▽

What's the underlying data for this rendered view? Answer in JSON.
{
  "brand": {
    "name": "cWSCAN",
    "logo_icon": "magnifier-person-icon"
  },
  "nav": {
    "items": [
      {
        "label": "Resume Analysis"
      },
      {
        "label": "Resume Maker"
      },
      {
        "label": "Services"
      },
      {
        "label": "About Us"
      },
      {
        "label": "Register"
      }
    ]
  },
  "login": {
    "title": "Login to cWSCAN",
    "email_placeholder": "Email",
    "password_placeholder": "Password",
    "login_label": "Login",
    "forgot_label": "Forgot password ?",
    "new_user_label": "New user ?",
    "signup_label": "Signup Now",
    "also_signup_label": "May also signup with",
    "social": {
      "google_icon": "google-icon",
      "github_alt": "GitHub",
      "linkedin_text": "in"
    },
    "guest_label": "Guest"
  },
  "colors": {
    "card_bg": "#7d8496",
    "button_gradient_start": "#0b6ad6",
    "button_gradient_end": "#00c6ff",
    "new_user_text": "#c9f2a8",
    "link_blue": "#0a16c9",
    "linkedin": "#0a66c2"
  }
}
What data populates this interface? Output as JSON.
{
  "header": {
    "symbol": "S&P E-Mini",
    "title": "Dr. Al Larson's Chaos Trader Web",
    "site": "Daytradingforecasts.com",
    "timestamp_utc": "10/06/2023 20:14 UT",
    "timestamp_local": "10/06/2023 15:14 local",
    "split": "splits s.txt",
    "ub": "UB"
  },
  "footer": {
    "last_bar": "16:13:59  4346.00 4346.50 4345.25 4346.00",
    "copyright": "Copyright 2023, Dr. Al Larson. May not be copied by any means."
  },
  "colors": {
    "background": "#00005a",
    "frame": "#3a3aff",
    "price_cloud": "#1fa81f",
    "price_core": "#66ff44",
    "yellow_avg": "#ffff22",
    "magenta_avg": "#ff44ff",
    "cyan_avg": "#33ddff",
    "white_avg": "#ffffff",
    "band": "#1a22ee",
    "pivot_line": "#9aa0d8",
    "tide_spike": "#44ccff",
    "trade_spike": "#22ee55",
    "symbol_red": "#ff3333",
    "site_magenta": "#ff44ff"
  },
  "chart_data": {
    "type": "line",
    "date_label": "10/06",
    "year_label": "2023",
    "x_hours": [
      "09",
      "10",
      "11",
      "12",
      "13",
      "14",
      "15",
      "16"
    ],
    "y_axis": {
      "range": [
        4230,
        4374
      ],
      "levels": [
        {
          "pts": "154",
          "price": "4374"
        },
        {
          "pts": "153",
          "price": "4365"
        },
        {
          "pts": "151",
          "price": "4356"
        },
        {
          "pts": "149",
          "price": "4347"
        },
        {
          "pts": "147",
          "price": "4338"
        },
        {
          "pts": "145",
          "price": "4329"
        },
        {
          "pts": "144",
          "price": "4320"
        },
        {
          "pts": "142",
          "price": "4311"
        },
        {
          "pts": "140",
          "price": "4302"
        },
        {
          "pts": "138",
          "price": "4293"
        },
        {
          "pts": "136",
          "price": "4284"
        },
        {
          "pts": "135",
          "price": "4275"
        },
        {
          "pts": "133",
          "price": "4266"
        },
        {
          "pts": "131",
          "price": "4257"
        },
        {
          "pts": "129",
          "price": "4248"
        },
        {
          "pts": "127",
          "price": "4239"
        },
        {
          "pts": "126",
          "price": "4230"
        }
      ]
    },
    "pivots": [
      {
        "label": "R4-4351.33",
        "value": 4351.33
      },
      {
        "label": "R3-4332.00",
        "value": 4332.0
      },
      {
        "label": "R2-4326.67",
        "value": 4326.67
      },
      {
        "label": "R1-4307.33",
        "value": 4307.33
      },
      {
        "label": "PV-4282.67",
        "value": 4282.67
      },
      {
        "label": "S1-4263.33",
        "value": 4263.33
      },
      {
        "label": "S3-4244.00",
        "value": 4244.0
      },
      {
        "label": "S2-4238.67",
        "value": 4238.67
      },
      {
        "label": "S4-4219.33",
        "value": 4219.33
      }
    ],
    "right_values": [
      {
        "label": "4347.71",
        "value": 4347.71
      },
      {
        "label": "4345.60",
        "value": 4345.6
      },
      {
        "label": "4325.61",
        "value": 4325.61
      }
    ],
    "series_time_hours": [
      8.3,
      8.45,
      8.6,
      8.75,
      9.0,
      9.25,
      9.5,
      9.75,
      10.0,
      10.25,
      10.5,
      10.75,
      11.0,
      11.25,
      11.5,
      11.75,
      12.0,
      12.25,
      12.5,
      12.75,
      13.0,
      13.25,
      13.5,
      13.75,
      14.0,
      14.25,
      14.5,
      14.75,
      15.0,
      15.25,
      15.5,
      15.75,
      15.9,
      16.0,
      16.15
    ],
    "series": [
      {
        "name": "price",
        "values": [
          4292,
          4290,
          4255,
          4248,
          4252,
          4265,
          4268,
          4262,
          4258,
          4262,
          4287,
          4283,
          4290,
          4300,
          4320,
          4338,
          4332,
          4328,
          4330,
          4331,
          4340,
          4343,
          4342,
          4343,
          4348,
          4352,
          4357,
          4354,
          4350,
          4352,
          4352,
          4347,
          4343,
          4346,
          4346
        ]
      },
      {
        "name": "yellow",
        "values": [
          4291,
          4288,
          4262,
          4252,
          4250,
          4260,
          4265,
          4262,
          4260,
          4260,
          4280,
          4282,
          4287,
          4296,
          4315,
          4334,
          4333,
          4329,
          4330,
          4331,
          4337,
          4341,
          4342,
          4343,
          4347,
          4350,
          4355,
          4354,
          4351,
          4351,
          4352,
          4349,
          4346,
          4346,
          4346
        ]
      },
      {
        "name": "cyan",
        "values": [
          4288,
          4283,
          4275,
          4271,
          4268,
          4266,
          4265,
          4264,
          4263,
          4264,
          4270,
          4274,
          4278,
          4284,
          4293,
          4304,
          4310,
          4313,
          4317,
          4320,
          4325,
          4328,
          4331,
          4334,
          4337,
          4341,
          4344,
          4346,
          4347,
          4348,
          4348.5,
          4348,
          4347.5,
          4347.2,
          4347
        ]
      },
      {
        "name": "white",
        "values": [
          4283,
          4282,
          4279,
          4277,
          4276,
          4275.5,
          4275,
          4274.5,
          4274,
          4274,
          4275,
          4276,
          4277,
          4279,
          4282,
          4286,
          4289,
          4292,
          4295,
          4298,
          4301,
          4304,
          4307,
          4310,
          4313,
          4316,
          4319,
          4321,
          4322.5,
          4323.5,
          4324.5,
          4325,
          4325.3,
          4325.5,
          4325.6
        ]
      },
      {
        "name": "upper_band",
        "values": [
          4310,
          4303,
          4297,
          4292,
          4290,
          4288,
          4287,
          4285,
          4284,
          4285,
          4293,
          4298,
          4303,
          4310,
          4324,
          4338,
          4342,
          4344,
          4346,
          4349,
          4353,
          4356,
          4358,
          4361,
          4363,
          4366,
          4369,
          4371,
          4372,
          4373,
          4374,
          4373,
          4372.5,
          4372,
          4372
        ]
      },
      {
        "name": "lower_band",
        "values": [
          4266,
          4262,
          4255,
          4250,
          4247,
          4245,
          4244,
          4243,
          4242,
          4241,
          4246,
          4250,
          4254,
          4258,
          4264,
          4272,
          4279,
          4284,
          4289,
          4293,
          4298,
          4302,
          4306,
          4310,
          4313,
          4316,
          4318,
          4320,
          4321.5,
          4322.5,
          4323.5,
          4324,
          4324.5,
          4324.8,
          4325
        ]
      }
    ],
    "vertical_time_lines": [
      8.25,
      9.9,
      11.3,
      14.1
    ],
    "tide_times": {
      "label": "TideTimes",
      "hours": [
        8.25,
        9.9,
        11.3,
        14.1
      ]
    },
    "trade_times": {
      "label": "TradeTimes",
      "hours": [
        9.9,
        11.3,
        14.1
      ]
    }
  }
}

△

The exercise:
From the entries above, collect every line with the string "What" in it.

Task result:
What's the underlying data for this rendered view? Answer in JSON.
What data populates this interface? Output as JSON.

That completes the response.